> What the task requires:
Copy the lines holding the word "White", all of them.

-- BEGIN Data section --

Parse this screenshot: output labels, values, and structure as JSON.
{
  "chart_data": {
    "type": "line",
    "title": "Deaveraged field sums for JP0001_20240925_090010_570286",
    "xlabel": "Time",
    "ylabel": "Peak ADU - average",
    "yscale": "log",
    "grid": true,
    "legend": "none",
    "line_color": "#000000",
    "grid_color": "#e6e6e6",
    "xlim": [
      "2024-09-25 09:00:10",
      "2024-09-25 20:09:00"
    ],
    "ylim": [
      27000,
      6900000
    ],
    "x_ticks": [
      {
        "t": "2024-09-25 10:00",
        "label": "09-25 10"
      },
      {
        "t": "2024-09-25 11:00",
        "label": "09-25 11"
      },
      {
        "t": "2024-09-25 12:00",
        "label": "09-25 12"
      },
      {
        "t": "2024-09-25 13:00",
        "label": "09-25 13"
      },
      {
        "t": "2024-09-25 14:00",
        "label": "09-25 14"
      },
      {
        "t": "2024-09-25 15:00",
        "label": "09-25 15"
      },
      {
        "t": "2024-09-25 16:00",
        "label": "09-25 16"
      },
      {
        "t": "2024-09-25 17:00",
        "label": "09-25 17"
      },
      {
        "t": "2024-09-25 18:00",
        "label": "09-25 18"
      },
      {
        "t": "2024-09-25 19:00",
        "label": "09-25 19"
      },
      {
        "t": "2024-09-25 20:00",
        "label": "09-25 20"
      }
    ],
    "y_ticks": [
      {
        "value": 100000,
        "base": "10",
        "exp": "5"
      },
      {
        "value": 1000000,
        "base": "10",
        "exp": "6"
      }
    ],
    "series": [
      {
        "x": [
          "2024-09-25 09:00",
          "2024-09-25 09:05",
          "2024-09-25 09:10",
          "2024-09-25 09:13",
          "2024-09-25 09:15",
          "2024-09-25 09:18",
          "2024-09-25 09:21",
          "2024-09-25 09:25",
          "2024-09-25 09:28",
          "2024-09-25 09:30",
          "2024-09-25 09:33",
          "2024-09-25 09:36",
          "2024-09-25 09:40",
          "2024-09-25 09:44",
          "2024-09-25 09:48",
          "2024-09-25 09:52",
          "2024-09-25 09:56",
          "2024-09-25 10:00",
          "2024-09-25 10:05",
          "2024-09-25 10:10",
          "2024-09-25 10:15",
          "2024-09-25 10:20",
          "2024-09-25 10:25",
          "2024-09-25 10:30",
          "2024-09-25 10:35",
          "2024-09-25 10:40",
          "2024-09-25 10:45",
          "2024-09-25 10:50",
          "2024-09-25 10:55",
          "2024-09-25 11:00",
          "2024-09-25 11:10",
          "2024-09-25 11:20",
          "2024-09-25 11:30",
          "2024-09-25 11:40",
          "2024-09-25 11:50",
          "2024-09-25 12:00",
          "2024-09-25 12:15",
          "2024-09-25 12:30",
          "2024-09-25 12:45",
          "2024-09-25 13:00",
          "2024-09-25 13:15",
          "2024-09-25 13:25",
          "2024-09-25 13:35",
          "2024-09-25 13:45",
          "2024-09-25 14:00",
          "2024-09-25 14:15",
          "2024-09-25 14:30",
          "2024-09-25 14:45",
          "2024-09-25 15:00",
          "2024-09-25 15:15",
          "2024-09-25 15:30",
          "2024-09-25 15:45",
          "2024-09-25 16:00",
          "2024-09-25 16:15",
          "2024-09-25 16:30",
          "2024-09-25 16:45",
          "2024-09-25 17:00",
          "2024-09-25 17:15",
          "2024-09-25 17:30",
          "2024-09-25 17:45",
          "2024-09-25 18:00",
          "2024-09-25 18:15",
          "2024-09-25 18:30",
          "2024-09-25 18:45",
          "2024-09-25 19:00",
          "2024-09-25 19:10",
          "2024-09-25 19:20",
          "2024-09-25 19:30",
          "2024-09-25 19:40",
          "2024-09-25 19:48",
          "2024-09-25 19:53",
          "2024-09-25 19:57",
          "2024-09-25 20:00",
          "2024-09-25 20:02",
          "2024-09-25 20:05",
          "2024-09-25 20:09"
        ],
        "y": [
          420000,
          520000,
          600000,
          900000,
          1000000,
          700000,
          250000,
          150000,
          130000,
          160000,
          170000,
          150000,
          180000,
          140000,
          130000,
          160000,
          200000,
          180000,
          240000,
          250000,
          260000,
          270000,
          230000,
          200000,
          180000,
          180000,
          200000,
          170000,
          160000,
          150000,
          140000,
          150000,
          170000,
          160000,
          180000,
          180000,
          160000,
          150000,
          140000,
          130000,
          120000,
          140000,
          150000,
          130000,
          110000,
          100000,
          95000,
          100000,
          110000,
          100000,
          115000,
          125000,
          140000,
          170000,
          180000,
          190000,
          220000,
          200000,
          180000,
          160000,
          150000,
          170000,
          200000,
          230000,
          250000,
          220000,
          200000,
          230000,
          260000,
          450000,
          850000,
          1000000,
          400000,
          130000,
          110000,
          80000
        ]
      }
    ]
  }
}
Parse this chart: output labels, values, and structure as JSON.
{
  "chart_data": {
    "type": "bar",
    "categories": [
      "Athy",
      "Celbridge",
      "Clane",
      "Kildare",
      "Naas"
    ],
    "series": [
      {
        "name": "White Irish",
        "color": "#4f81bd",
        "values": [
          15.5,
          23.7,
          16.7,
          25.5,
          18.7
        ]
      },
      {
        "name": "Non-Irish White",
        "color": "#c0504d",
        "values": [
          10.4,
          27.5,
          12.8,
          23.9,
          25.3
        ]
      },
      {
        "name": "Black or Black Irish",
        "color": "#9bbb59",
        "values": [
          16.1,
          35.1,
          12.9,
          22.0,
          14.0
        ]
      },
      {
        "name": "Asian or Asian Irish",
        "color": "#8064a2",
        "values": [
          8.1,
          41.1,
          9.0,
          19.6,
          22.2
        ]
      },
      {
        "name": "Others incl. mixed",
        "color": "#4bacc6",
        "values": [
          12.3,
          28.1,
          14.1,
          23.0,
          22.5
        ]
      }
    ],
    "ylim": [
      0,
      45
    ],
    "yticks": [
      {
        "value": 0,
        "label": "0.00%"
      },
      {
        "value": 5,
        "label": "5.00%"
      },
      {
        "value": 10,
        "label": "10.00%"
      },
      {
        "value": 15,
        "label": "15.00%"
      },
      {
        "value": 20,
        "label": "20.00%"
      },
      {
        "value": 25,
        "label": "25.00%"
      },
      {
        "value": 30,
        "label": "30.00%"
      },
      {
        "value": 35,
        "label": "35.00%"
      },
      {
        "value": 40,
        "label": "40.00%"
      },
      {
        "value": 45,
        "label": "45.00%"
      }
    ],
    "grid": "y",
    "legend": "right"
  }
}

-- END Data section --

> Result below:
        "name": "White Irish",
        "name": "Non-Irish White",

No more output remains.